EXERCISE INSTRUCTIONS: Copy out every line that contains "text".

::::::::::

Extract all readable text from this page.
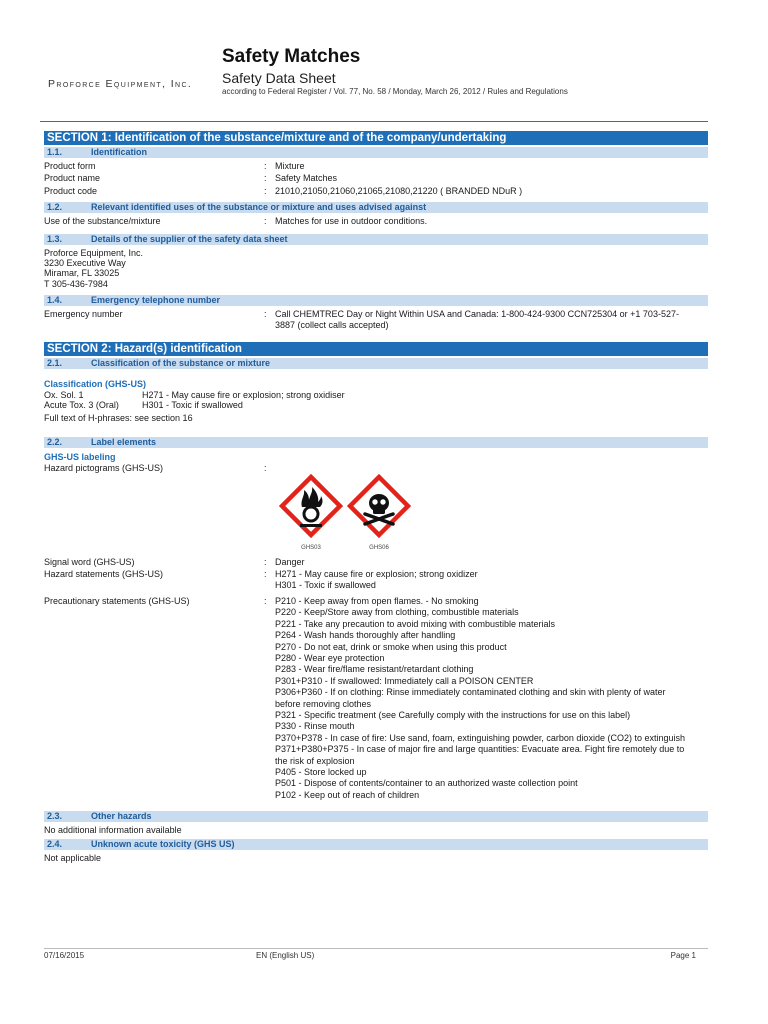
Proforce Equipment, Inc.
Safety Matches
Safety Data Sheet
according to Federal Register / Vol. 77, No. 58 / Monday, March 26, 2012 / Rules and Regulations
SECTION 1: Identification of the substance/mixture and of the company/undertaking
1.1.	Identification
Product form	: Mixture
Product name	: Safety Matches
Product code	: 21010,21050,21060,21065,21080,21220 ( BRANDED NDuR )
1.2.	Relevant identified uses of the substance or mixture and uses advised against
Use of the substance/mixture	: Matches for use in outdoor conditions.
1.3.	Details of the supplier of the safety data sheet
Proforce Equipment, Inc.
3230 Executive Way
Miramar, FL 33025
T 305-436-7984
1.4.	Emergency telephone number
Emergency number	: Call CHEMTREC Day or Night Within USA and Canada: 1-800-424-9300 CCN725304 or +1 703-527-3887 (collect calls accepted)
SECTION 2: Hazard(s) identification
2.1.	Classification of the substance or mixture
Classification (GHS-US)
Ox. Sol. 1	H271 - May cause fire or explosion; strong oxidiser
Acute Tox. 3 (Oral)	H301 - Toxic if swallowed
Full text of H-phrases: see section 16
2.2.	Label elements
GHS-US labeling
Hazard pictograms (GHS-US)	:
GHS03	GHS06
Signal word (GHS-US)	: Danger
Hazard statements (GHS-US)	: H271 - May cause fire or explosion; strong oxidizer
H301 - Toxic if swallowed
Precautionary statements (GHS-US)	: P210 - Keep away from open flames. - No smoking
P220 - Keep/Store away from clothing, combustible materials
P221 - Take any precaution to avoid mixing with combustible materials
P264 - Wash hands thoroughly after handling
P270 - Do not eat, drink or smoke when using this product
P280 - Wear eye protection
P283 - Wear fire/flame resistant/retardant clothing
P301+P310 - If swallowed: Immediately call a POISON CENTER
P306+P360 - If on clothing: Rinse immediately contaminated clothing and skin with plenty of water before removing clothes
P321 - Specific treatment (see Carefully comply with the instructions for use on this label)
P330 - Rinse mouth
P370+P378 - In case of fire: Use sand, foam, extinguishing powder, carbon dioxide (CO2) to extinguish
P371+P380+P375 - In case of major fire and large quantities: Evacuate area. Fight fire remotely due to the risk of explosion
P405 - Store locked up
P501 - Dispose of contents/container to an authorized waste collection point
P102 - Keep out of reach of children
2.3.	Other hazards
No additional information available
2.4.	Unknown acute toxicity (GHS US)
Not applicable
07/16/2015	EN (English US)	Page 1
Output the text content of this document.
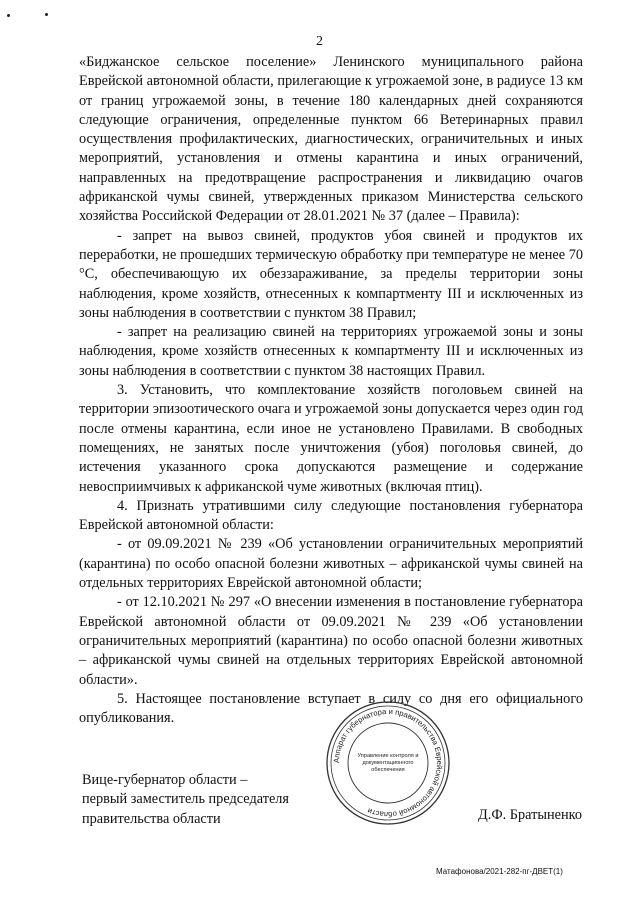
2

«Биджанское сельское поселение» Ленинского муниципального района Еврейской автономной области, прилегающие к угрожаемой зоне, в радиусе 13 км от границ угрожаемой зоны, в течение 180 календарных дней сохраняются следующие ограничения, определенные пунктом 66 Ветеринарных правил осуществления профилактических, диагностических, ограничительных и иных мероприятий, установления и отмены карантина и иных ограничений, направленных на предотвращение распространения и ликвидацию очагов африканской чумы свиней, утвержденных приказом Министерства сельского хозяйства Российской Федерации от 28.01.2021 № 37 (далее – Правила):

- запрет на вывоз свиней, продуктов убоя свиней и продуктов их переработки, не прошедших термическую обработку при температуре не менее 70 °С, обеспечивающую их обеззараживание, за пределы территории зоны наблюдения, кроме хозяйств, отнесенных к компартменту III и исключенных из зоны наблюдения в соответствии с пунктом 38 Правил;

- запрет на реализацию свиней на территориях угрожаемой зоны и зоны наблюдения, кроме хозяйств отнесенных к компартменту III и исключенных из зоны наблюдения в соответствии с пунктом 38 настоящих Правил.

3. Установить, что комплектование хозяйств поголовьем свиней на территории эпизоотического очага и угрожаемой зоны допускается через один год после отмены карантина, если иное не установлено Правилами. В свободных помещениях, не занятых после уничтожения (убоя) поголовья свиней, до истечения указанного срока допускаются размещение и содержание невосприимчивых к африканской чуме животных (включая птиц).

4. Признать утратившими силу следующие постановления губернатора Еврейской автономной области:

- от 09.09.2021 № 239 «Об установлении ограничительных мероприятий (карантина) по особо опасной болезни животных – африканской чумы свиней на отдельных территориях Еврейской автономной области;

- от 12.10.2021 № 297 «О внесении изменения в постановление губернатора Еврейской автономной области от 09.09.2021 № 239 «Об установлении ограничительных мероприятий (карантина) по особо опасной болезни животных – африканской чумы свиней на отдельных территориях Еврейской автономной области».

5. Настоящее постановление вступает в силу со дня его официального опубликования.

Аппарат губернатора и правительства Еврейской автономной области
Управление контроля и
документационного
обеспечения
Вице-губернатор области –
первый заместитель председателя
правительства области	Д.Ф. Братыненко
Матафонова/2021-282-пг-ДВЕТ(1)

::::::::::

TASK RESPONSE:
Extract all readable text from this page.
Full text of H-phrases: see section 16
Output the text content of this document.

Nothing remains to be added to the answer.